### DIRECTIONS FOR THIS TASK
Search the listing for "false" and copy every line where it appears.

Figure content listings
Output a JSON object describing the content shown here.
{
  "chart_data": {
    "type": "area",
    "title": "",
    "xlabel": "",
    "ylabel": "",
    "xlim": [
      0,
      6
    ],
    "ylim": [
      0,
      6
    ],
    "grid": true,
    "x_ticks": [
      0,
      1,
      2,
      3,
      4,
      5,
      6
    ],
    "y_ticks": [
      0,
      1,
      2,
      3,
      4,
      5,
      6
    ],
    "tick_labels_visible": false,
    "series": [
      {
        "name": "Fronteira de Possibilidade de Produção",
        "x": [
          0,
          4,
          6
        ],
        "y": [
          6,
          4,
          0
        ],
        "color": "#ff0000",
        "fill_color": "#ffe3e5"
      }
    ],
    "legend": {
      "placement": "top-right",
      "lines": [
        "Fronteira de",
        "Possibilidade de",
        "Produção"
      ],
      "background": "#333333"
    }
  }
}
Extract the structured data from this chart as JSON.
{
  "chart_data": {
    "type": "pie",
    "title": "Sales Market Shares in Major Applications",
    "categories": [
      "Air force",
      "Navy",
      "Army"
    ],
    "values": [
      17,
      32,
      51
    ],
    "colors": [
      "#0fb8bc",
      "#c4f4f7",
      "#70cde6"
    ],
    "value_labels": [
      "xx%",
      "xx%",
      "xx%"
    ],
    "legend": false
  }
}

==

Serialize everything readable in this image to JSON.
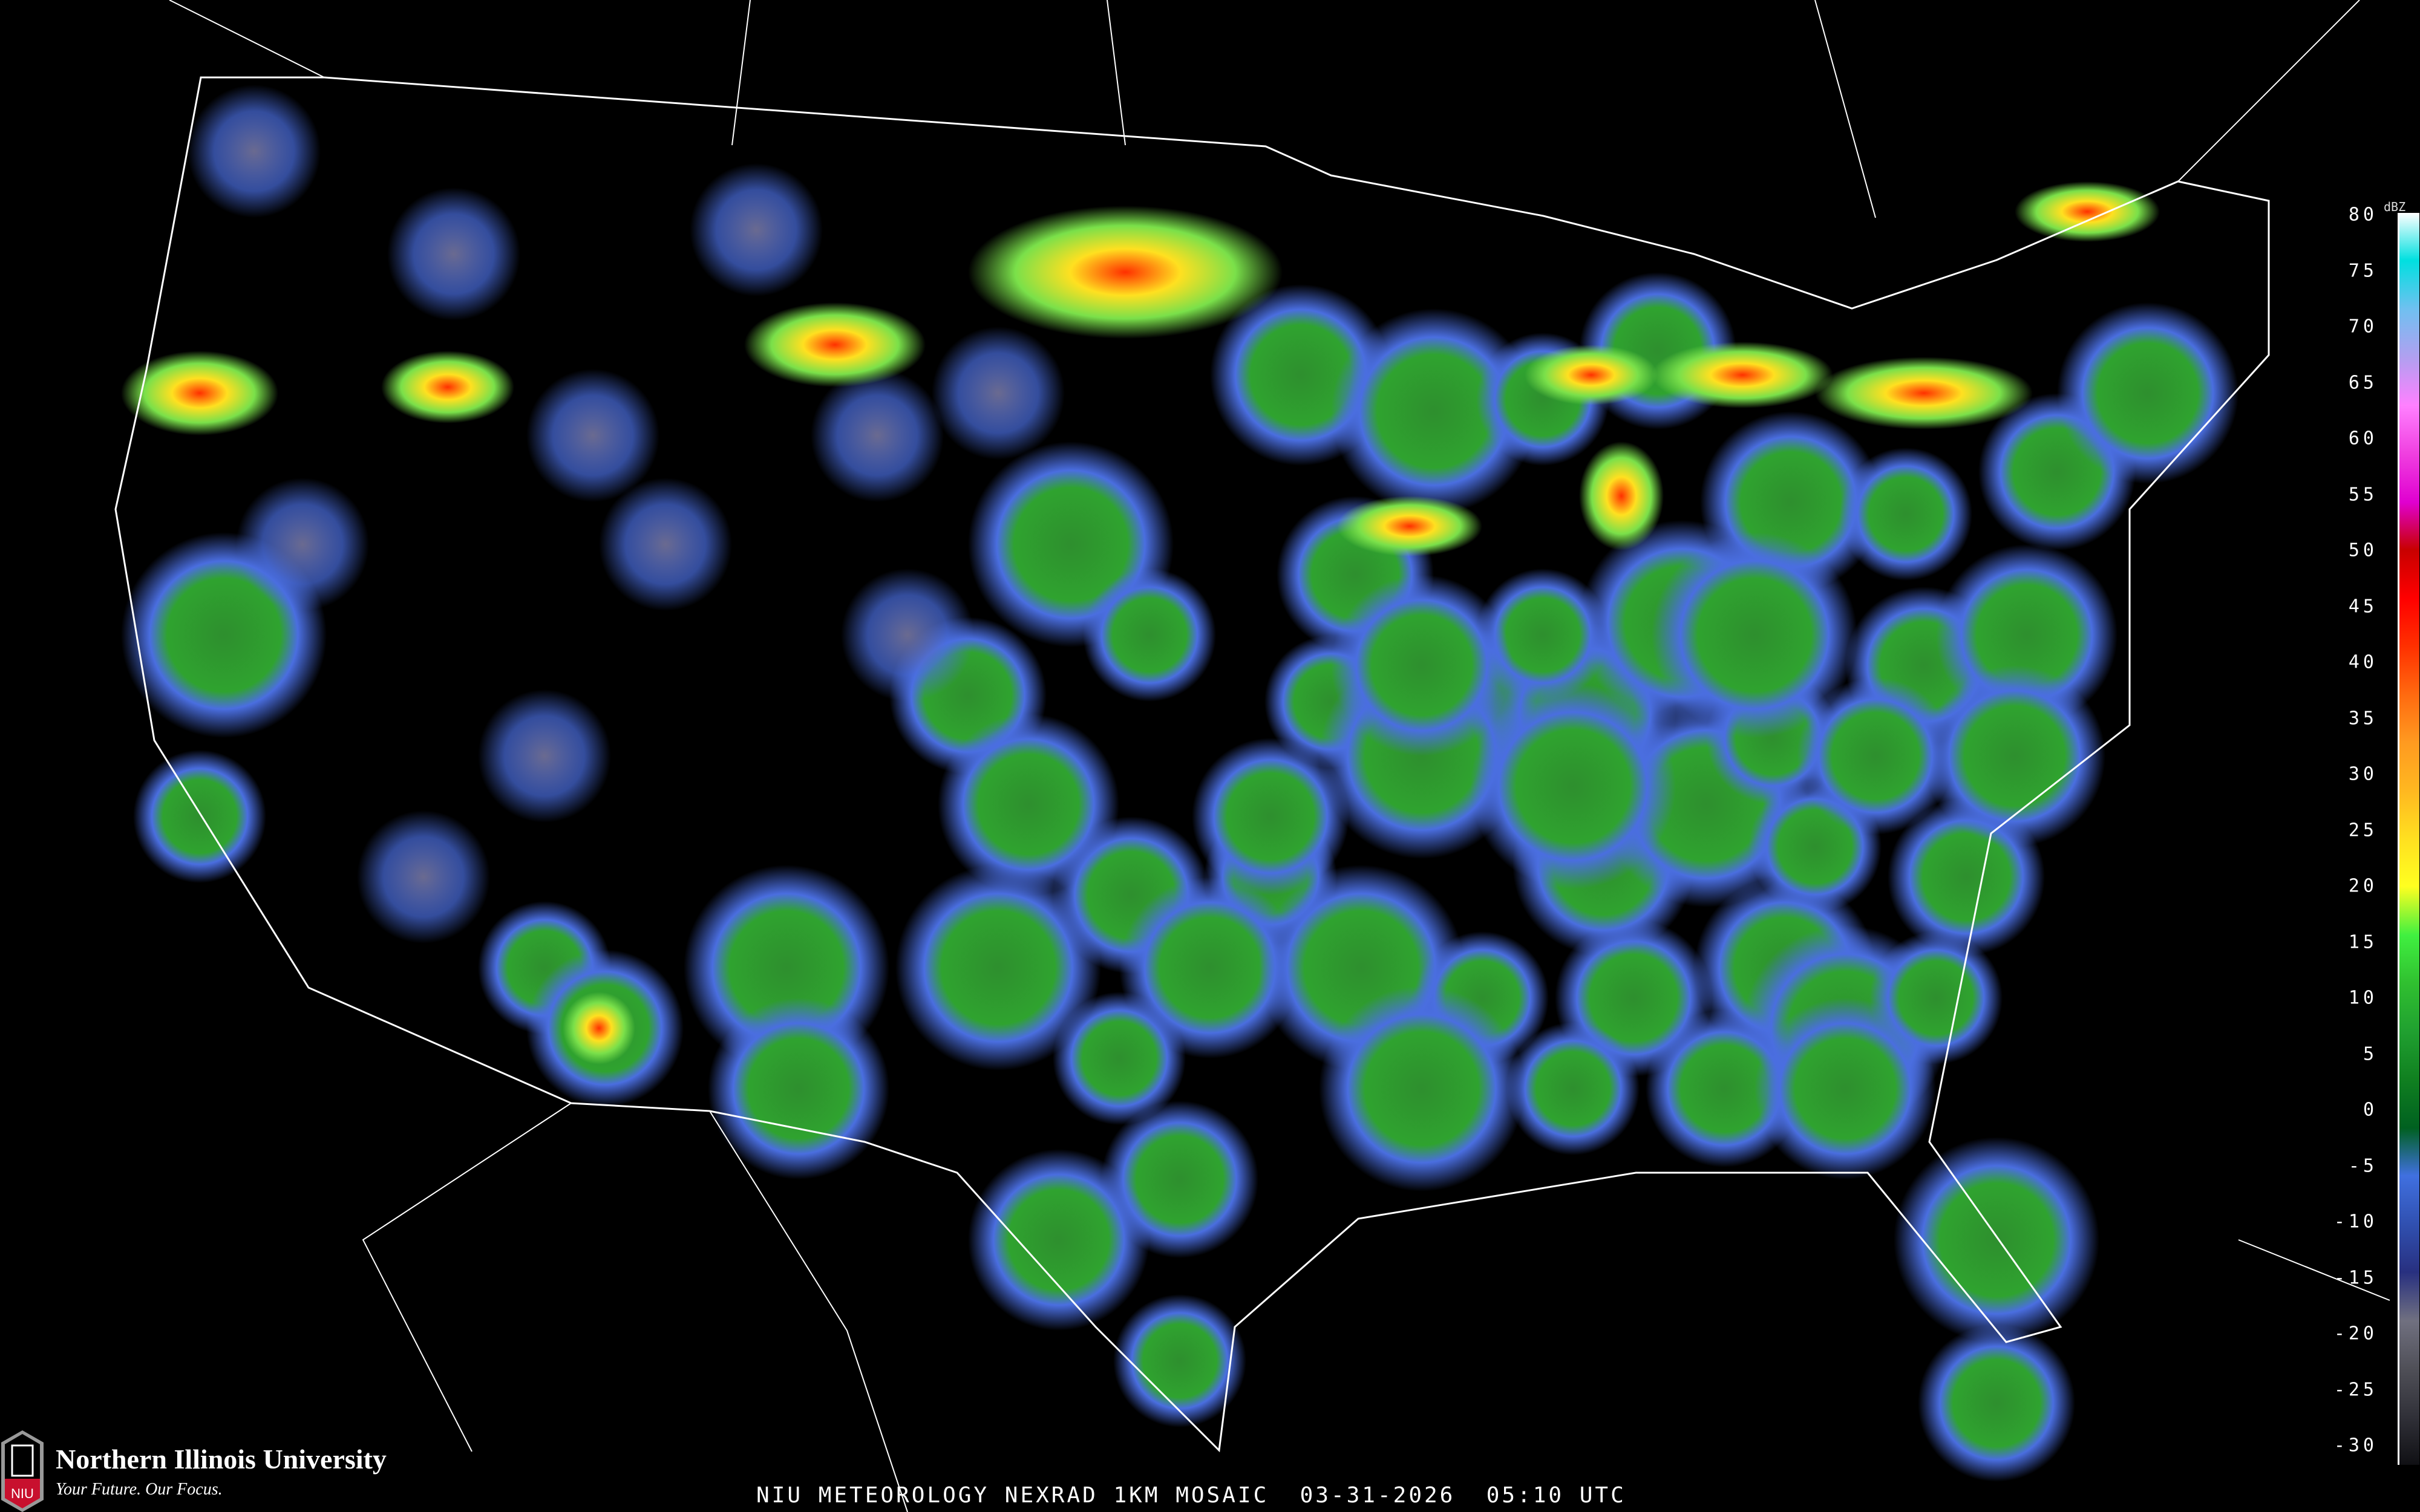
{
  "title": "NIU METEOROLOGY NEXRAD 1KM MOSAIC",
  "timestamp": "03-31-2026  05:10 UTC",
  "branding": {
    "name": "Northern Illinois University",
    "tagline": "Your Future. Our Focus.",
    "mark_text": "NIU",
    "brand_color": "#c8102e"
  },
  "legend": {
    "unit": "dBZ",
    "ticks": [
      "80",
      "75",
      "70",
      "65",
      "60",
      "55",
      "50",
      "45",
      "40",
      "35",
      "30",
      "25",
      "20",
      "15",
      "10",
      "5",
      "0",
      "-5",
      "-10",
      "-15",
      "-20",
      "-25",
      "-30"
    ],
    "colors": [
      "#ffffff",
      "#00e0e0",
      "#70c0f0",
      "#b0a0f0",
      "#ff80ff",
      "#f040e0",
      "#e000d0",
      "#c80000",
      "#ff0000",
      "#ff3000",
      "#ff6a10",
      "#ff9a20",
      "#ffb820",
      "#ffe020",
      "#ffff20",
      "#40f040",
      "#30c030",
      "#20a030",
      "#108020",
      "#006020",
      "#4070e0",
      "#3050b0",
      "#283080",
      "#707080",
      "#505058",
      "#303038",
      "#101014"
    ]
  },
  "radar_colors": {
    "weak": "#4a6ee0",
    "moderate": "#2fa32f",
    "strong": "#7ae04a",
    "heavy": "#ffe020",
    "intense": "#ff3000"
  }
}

### OUTPUT BELOW
    "tick_labels_visible": false,
    "legend": false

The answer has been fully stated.